▶ [What is required] Can you transcribe every record below exactly as it appears?

* * *

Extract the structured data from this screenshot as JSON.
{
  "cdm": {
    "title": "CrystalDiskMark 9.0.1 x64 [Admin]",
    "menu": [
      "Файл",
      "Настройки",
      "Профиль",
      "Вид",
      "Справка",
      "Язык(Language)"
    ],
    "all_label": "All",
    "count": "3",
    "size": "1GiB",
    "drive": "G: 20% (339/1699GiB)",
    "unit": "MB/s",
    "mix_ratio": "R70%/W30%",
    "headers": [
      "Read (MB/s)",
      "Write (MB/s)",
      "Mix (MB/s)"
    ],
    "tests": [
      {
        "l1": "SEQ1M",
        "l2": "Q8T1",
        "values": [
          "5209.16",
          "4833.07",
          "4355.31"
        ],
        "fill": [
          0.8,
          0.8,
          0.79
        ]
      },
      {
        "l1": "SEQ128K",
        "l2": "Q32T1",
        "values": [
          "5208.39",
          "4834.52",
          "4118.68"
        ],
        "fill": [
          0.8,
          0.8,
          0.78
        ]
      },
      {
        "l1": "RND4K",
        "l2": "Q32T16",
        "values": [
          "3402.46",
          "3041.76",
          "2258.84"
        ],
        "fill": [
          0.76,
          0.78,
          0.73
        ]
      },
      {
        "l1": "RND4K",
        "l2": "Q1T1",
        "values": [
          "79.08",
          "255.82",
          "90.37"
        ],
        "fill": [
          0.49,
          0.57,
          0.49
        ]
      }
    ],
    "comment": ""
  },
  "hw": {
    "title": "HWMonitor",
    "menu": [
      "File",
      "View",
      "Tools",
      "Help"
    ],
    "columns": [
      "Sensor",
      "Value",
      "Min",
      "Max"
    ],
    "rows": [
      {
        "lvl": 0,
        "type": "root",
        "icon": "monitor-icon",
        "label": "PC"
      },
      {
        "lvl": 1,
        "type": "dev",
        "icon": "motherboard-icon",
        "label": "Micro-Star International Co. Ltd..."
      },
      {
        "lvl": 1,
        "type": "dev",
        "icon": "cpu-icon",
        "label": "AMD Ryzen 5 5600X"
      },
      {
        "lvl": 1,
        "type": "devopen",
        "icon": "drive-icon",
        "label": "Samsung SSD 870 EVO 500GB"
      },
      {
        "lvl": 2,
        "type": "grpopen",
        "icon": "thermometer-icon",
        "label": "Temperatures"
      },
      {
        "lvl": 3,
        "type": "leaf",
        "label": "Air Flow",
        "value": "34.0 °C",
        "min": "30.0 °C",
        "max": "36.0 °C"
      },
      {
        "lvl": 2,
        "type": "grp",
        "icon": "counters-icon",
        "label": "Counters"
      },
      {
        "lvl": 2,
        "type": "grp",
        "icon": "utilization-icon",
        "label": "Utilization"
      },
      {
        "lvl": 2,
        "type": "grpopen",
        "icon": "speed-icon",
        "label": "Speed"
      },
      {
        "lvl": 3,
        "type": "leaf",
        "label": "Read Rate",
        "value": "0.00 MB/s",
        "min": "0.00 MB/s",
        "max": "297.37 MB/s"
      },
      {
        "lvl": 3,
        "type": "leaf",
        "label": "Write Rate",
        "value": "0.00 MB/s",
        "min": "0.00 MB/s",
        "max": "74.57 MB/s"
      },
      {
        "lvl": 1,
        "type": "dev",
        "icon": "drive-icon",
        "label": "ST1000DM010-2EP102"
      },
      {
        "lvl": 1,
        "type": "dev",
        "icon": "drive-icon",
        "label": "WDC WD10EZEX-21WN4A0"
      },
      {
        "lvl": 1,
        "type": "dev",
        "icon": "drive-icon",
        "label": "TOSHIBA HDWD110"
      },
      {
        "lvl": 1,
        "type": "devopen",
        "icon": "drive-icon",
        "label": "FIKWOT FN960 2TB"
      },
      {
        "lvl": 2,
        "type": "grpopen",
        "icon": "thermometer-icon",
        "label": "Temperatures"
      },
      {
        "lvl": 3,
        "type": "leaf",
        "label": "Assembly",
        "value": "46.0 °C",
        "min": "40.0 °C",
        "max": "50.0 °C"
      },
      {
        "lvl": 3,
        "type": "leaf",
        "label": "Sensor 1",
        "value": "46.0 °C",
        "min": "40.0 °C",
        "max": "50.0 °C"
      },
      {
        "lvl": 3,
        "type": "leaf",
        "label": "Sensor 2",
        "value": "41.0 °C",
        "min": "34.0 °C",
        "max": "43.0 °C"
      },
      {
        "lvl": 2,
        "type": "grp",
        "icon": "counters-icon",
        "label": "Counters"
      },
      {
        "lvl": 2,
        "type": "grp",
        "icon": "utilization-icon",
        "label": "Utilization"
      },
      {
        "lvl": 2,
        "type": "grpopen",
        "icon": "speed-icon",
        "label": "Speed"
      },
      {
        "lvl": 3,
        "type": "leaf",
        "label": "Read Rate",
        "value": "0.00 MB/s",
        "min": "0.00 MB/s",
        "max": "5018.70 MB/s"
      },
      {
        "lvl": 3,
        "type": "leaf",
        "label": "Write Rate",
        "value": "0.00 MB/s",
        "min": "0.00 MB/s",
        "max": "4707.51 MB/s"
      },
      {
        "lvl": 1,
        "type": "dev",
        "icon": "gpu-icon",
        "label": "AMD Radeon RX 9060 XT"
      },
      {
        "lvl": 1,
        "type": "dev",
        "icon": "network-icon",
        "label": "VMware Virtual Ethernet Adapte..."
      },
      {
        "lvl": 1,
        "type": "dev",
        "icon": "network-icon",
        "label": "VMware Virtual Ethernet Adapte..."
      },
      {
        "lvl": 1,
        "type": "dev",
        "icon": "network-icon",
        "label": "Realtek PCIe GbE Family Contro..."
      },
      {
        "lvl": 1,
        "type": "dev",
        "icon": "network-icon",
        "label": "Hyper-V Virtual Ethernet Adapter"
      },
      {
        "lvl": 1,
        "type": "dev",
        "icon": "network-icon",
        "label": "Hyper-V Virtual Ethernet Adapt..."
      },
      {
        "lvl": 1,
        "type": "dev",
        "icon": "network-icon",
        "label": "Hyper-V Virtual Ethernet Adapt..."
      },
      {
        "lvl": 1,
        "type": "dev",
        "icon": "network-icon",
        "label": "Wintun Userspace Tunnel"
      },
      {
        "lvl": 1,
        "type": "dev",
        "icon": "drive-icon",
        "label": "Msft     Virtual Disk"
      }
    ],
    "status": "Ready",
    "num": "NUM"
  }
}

* * *

▶ [Expected answer]
Extract the structured data from this screenshot as JSON.
{
  "cdm": {
    "title": "CrystalDiskMark 9.0.1 x64 [Admin]",
    "menu": [
      "Файл",
      "Настройки",
      "Профиль",
      "Вид",
      "Справка",
      "Язык(Language)"
    ],
    "all_label": "All",
    "count": "3",
    "size": "1GiB",
    "drive": "G: 20% (339/1699GiB)",
    "unit": "MB/s",
    "mix_ratio": "R70%/W30%",
    "headers": [
      "Read (MB/s)",
      "Write (MB/s)",
      "Mix (MB/s)"
    ],
    "tests": [
      {
        "l1": "SEQ1M",
        "l2": "Q8T1",
        "values": [
          "5209.16",
          "4833.07",
          "4355.31"
        ],
        "fill": [
          0.8,
          0.8,
          0.79
        ]
      },
      {
        "l1": "SEQ128K",
        "l2": "Q32T1",
        "values": [
          "5208.39",
          "4834.52",
          "4118.68"
        ],
        "fill": [
          0.8,
          0.8,
          0.78
        ]
      },
      {
        "l1": "RND4K",
        "l2": "Q32T16",
        "values": [
          "3402.46",
          "3041.76",
          "2258.84"
        ],
        "fill": [
          0.76,
          0.78,
          0.73
        ]
      },
      {
        "l1": "RND4K",
        "l2": "Q1T1",
        "values": [
          "79.08",
          "255.82",
          "90.37"
        ],
        "fill": [
          0.49,
          0.57,
          0.49
        ]
      }
    ],
    "comment": ""
  },
  "hw": {
    "title": "HWMonitor",
    "menu": [
      "File",
      "View",
      "Tools",
      "Help"
    ],
    "columns": [
      "Sensor",
      "Value",
      "Min",
      "Max"
    ],
    "rows": [
      {
        "lvl": 0,
        "type": "root",
        "icon": "monitor-icon",
        "label": "PC"
      },
      {
        "lvl": 1,
        "type": "dev",
        "icon": "motherboard-icon",
        "label": "Micro-Star International Co. Ltd..."
      },
      {
        "lvl": 1,
        "type": "dev",
        "icon": "cpu-icon",
        "label": "AMD Ryzen 5 5600X"
      },
      {
        "lvl": 1,
        "type": "devopen",
        "icon": "drive-icon",
        "label": "Samsung SSD 870 EVO 500GB"
      },
      {
        "lvl": 2,
        "type": "grpopen",
        "icon": "thermometer-icon",
        "label": "Temperatures"
      },
      {
        "lvl": 3,
        "type": "leaf",
        "label": "Air Flow",
        "value": "34.0 °C",
        "min": "30.0 °C",
        "max": "36.0 °C"
      },
      {
        "lvl": 2,
        "type": "grp",
        "icon": "counters-icon",
        "label": "Counters"
      },
      {
        "lvl": 2,
        "type": "grp",
        "icon": "utilization-icon",
        "label": "Utilization"
      },
      {
        "lvl": 2,
        "type": "grpopen",
        "icon": "speed-icon",
        "label": "Speed"
      },
      {
        "lvl": 3,
        "type": "leaf",
        "label": "Read Rate",
        "value": "0.00 MB/s",
        "min": "0.00 MB/s",
        "max": "297.37 MB/s"
      },
      {
        "lvl": 3,
        "type": "leaf",
        "label": "Write Rate",
        "value": "0.00 MB/s",
        "min": "0.00 MB/s",
        "max": "74.57 MB/s"
      },
      {
        "lvl": 1,
        "type": "dev",
        "icon": "drive-icon",
        "label": "ST1000DM010-2EP102"
      },
      {
        "lvl": 1,
        "type": "dev",
        "icon": "drive-icon",
        "label": "WDC WD10EZEX-21WN4A0"
      },
      {
        "lvl": 1,
        "type": "dev",
        "icon": "drive-icon",
        "label": "TOSHIBA HDWD110"
      },
      {
        "lvl": 1,
        "type": "devopen",
        "icon": "drive-icon",
        "label": "FIKWOT FN960 2TB"
      },
      {
        "lvl": 2,
        "type": "grpopen",
        "icon": "thermometer-icon",
        "label": "Temperatures"
      },
      {
        "lvl": 3,
        "type": "leaf",
        "label": "Assembly",
        "value": "46.0 °C",
        "min": "40.0 °C",
        "max": "50.0 °C"
      },
      {
        "lvl": 3,
        "type": "leaf",
        "label": "Sensor 1",
        "value": "46.0 °C",
        "min": "40.0 °C",
        "max": "50.0 °C"
      },
      {
        "lvl": 3,
        "type": "leaf",
        "label": "Sensor 2",
        "value": "41.0 °C",
        "min": "34.0 °C",
        "max": "43.0 °C"
      },
      {
        "lvl": 2,
        "type": "grp",
        "icon": "counters-icon",
        "label": "Counters"
      },
      {
        "lvl": 2,
        "type": "grp",
        "icon": "utilization-icon",
        "label": "Utilization"
      },
      {
        "lvl": 2,
        "type": "grpopen",
        "icon": "speed-icon",
        "label": "Speed"
      },
      {
        "lvl": 3,
        "type": "leaf",
        "label": "Read Rate",
        "value": "0.00 MB/s",
        "min": "0.00 MB/s",
        "max": "5018.70 MB/s"
      },
      {
        "lvl": 3,
        "type": "leaf",
        "label": "Write Rate",
        "value": "0.00 MB/s",
        "min": "0.00 MB/s",
        "max": "4707.51 MB/s"
      },
      {
        "lvl": 1,
        "type": "dev",
        "icon": "gpu-icon",
        "label": "AMD Radeon RX 9060 XT"
      },
      {
        "lvl": 1,
        "type": "dev",
        "icon": "network-icon",
        "label": "VMware Virtual Ethernet Adapte..."
      },
      {
        "lvl": 1,
        "type": "dev",
        "icon": "network-icon",
        "label": "VMware Virtual Ethernet Adapte..."
      },
      {
        "lvl": 1,
        "type": "dev",
        "icon": "network-icon",
        "label": "Realtek PCIe GbE Family Contro..."
      },
      {
        "lvl": 1,
        "type": "dev",
        "icon": "network-icon",
        "label": "Hyper-V Virtual Ethernet Adapter"
      },
      {
        "lvl": 1,
        "type": "dev",
        "icon": "network-icon",
        "label": "Hyper-V Virtual Ethernet Adapt..."
      },
      {
        "lvl": 1,
        "type": "dev",
        "icon": "network-icon",
        "label": "Hyper-V Virtual Ethernet Adapt..."
      },
      {
        "lvl": 1,
        "type": "dev",
        "icon": "network-icon",
        "label": "Wintun Userspace Tunnel"
      },
      {
        "lvl": 1,
        "type": "dev",
        "icon": "drive-icon",
        "label": "Msft     Virtual Disk"
      }
    ],
    "status": "Ready",
    "num": "NUM"
  }
}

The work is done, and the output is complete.